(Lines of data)
====

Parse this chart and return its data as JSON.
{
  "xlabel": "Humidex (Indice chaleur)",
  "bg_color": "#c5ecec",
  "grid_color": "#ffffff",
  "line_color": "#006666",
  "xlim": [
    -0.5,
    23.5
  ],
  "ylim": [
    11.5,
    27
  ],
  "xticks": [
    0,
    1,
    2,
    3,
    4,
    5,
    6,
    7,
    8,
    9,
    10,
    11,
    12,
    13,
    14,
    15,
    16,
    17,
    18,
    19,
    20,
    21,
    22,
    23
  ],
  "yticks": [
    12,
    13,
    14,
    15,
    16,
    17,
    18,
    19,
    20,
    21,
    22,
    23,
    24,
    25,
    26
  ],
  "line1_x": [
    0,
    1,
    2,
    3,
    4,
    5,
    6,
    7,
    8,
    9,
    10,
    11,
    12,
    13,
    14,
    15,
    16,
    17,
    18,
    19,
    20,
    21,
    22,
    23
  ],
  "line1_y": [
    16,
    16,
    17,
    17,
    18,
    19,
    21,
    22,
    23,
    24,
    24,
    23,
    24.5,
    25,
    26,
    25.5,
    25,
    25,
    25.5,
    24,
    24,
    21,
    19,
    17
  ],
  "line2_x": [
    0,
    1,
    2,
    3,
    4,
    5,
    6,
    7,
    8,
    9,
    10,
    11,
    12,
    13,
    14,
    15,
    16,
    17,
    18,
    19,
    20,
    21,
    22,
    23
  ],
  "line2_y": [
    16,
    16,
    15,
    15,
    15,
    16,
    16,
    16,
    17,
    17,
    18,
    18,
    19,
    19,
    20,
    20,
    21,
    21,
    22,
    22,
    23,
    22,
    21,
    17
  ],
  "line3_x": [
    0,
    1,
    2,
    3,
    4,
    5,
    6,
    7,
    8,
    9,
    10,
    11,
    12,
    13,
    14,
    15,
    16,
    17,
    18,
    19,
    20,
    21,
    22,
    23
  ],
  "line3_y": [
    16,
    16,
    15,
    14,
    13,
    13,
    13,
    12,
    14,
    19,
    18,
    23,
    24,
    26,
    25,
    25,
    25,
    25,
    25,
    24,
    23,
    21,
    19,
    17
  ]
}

====

All records above must be set down exactly, please.

Parse this chart and return its data as JSON.
{
  "xlabel": "Humidex (Indice chaleur)",
  "bg_color": "#c5ecec",
  "grid_color": "#ffffff",
  "line_color": "#006666",
  "xlim": [
    -0.5,
    23.5
  ],
  "ylim": [
    11.5,
    27
  ],
  "xticks": [
    0,
    1,
    2,
    3,
    4,
    5,
    6,
    7,
    8,
    9,
    10,
    11,
    12,
    13,
    14,
    15,
    16,
    17,
    18,
    19,
    20,
    21,
    22,
    23
  ],
  "yticks": [
    12,
    13,
    14,
    15,
    16,
    17,
    18,
    19,
    20,
    21,
    22,
    23,
    24,
    25,
    26
  ],
  "line1_x": [
    0,
    1,
    2,
    3,
    4,
    5,
    6,
    7,
    8,
    9,
    10,
    11,
    12,
    13,
    14,
    15,
    16,
    17,
    18,
    19,
    20,
    21,
    22,
    23
  ],
  "line1_y": [
    16,
    16,
    17,
    17,
    18,
    19,
    21,
    22,
    23,
    24,
    24,
    23,
    24.5,
    25,
    26,
    25.5,
    25,
    25,
    25.5,
    24,
    24,
    21,
    19,
    17
  ],
  "line2_x": [
    0,
    1,
    2,
    3,
    4,
    5,
    6,
    7,
    8,
    9,
    10,
    11,
    12,
    13,
    14,
    15,
    16,
    17,
    18,
    19,
    20,
    21,
    22,
    23
  ],
  "line2_y": [
    16,
    16,
    15,
    15,
    15,
    16,
    16,
    16,
    17,
    17,
    18,
    18,
    19,
    19,
    20,
    20,
    21,
    21,
    22,
    22,
    23,
    22,
    21,
    17
  ],
  "line3_x": [
    0,
    1,
    2,
    3,
    4,
    5,
    6,
    7,
    8,
    9,
    10,
    11,
    12,
    13,
    14,
    15,
    16,
    17,
    18,
    19,
    20,
    21,
    22,
    23
  ],
  "line3_y": [
    16,
    16,
    15,
    14,
    13,
    13,
    13,
    12,
    14,
    19,
    18,
    23,
    24,
    26,
    25,
    25,
    25,
    25,
    25,
    24,
    23,
    21,
    19,
    17
  ]
}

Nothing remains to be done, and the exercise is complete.